Your instructions :: What is the number of lines holding the word "http"? Write that number and nothing else.

Task inputs ::
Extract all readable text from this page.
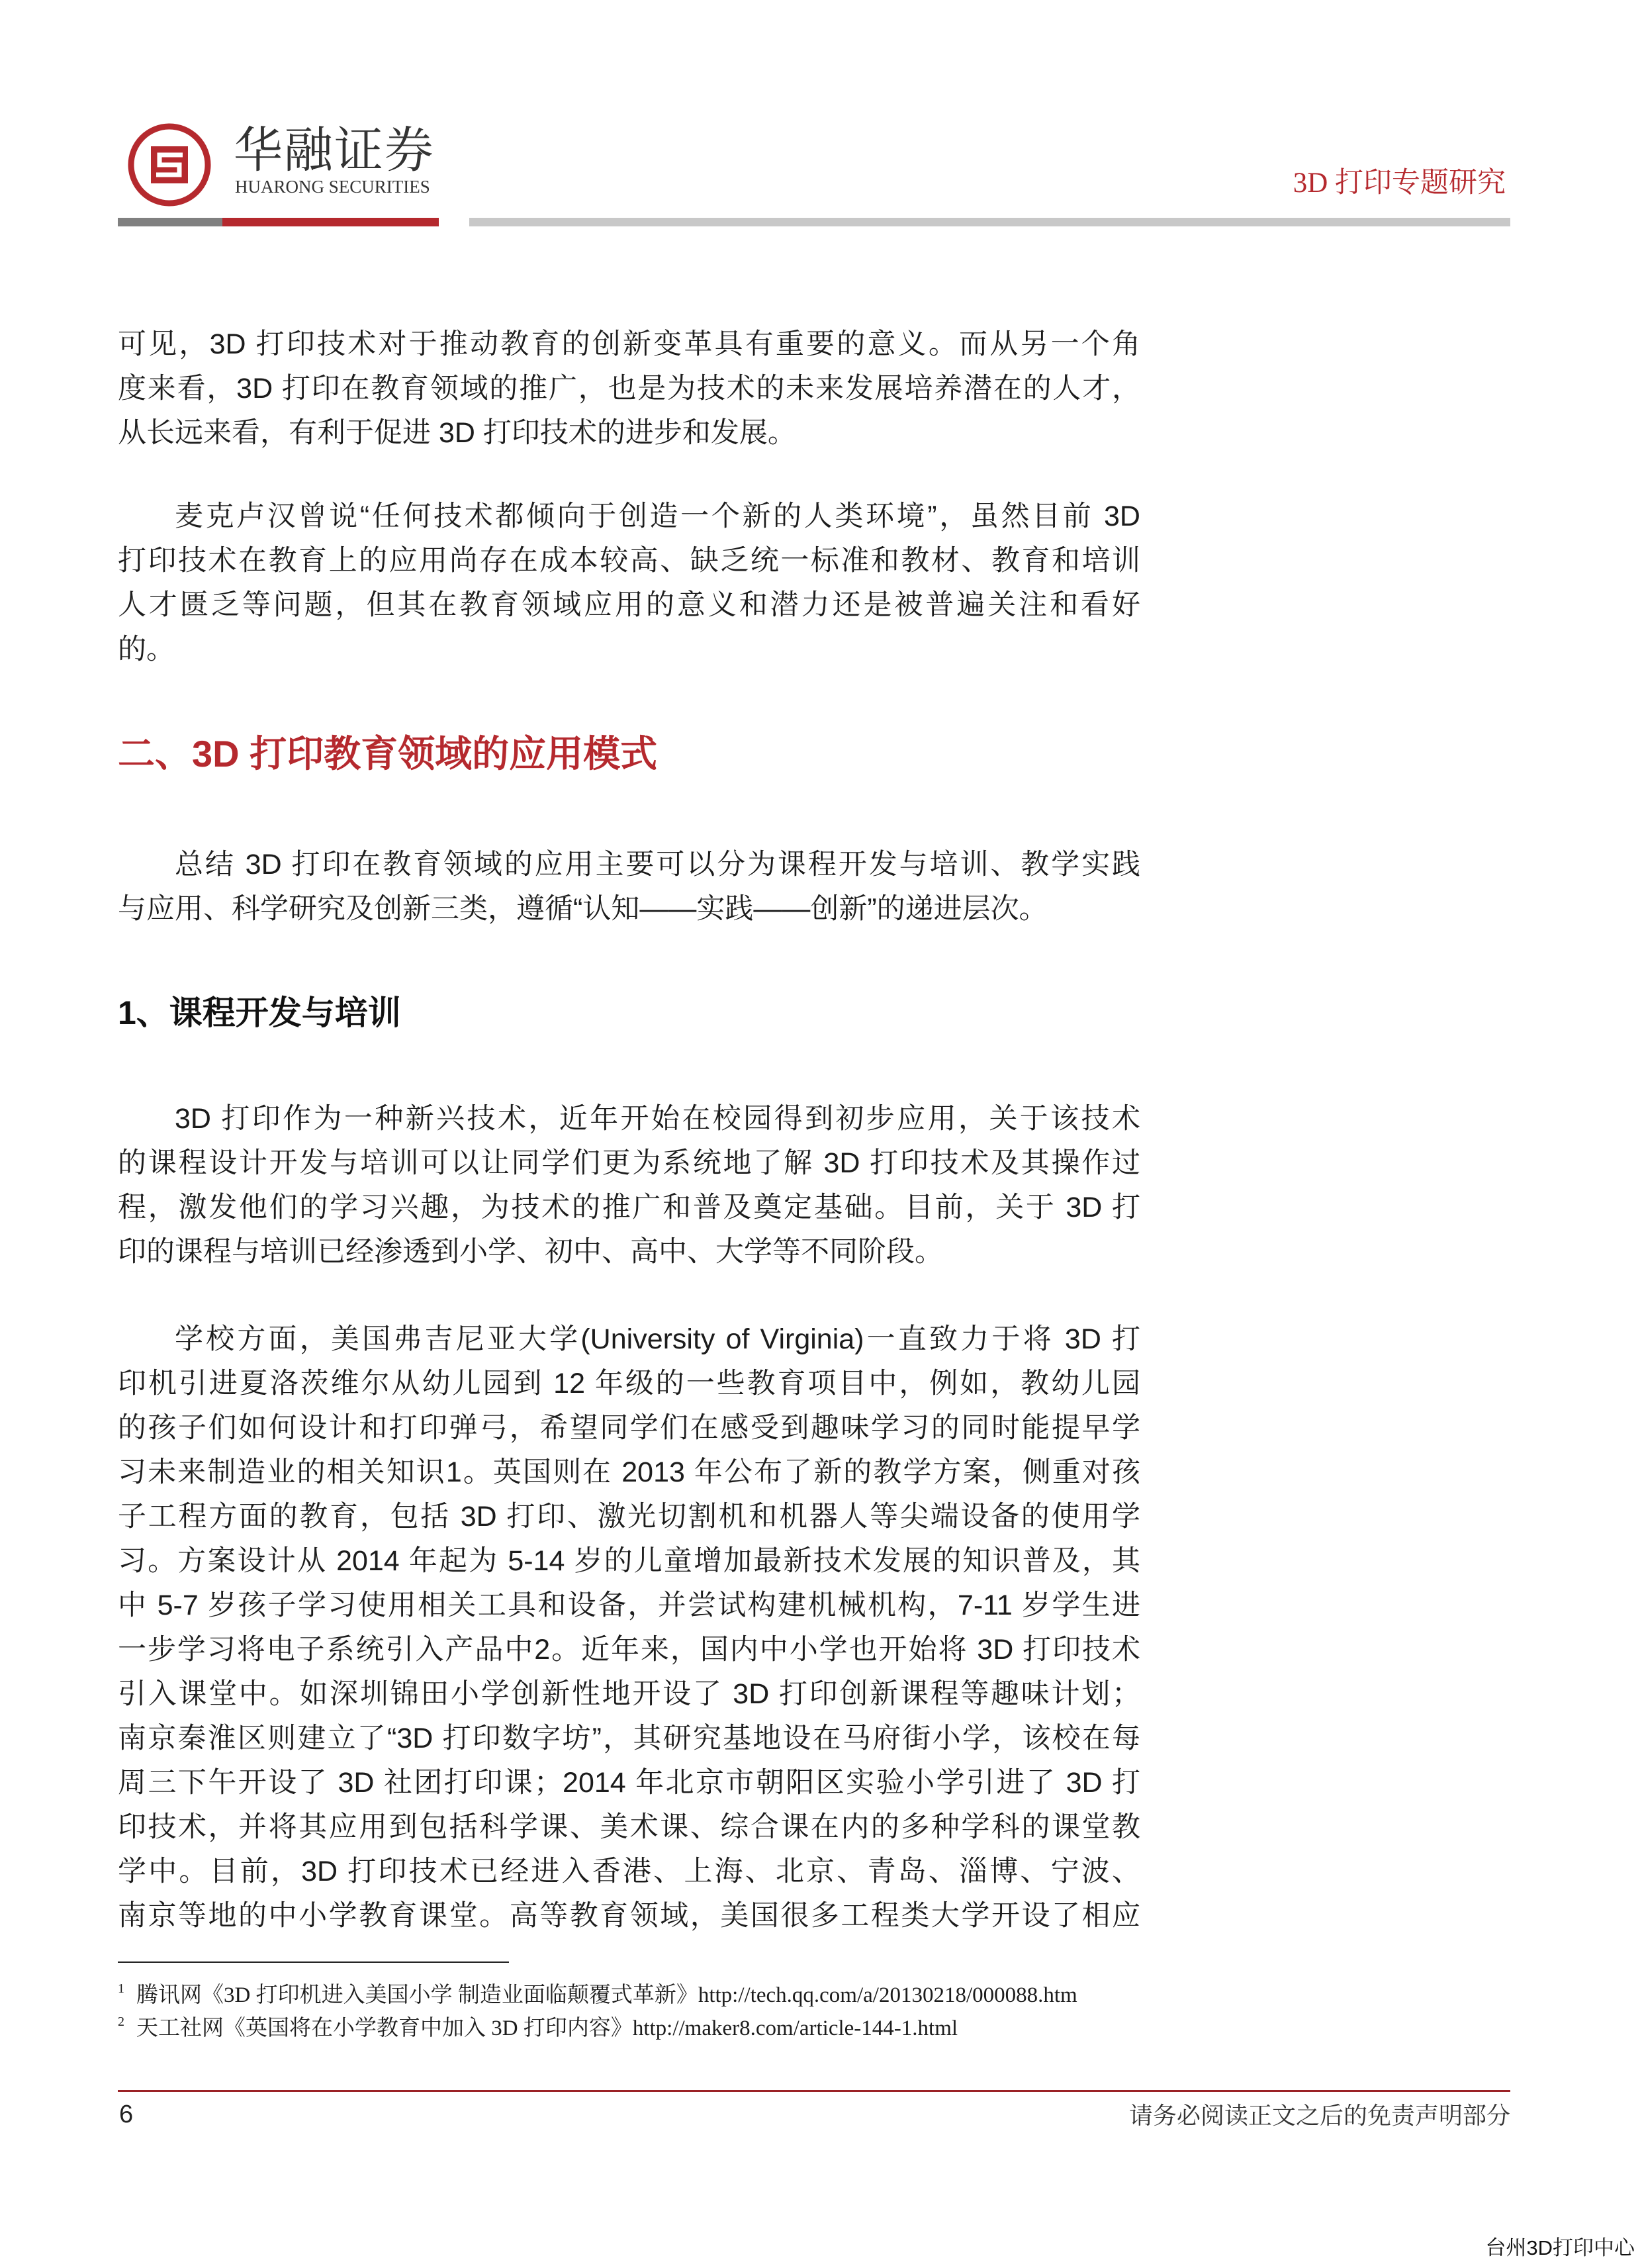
华融证券
HUARONG SECURITIES	3D 打印专题研究
可见，3D 打印技术对于推动教育的创新变革具有重要的意义。而从另一个角
度来看，3D 打印在教育领域的推广，也是为技术的未来发展培养潜在的人才，
从长远来看，有利于促进 3D 打印技术的进步和发展。
麦克卢汉曾说“任何技术都倾向于创造一个新的人类环境”，虽然目前 3D
打印技术在教育上的应用尚存在成本较高、缺乏统一标准和教材、教育和培训
人才匮乏等问题，但其在教育领域应用的意义和潜力还是被普遍关注和看好
的。
二、3D 打印教育领域的应用模式
总结 3D 打印在教育领域的应用主要可以分为课程开发与培训、教学实践
与应用、科学研究及创新三类，遵循“认知——实践——创新”的递进层次。
1、课程开发与培训
3D 打印作为一种新兴技术，近年开始在校园得到初步应用，关于该技术
的课程设计开发与培训可以让同学们更为系统地了解 3D 打印技术及其操作过
程，激发他们的学习兴趣，为技术的推广和普及奠定基础。目前，关于 3D 打
印的课程与培训已经渗透到小学、初中、高中、大学等不同阶段。
学校方面，美国弗吉尼亚大学(University of Virginia)一直致力于将 3D 打
印机引进夏洛茨维尔从幼儿园到 12 年级的一些教育项目中，例如，教幼儿园
的孩子们如何设计和打印弹弓，希望同学们在感受到趣味学习的同时能提早学
习未来制造业的相关知识1。英国则在 2013 年公布了新的教学方案，侧重对孩
子工程方面的教育，包括 3D 打印、激光切割机和机器人等尖端设备的使用学
习。方案设计从 2014 年起为 5-14 岁的儿童增加最新技术发展的知识普及，其
中 5-7 岁孩子学习使用相关工具和设备，并尝试构建机械机构，7-11 岁学生进
一步学习将电子系统引入产品中2。近年来，国内中小学也开始将 3D 打印技术
引入课堂中。如深圳锦田小学创新性地开设了 3D 打印创新课程等趣味计划；
南京秦淮区则建立了“3D 打印数字坊”，其研究基地设在马府街小学，该校在每
周三下午开设了 3D 社团打印课；2014 年北京市朝阳区实验小学引进了 3D 打
印技术，并将其应用到包括科学课、美术课、综合课在内的多种学科的课堂教
学中。目前，3D 打印技术已经进入香港、上海、北京、青岛、淄博、宁波、
南京等地的中小学教育课堂。高等教育领域，美国很多工程类大学开设了相应
1 腾讯网《3D 打印机进入美国小学 制造业面临颠覆式革新》http://tech.qq.com/a/20130218/000088.htm
2 天工社网《英国将在小学教育中加入 3D 打印内容》http://maker8.com/article-144-1.html
6	请务必阅读正文之后的免责声明部分
台州3D打印中心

The output :: 2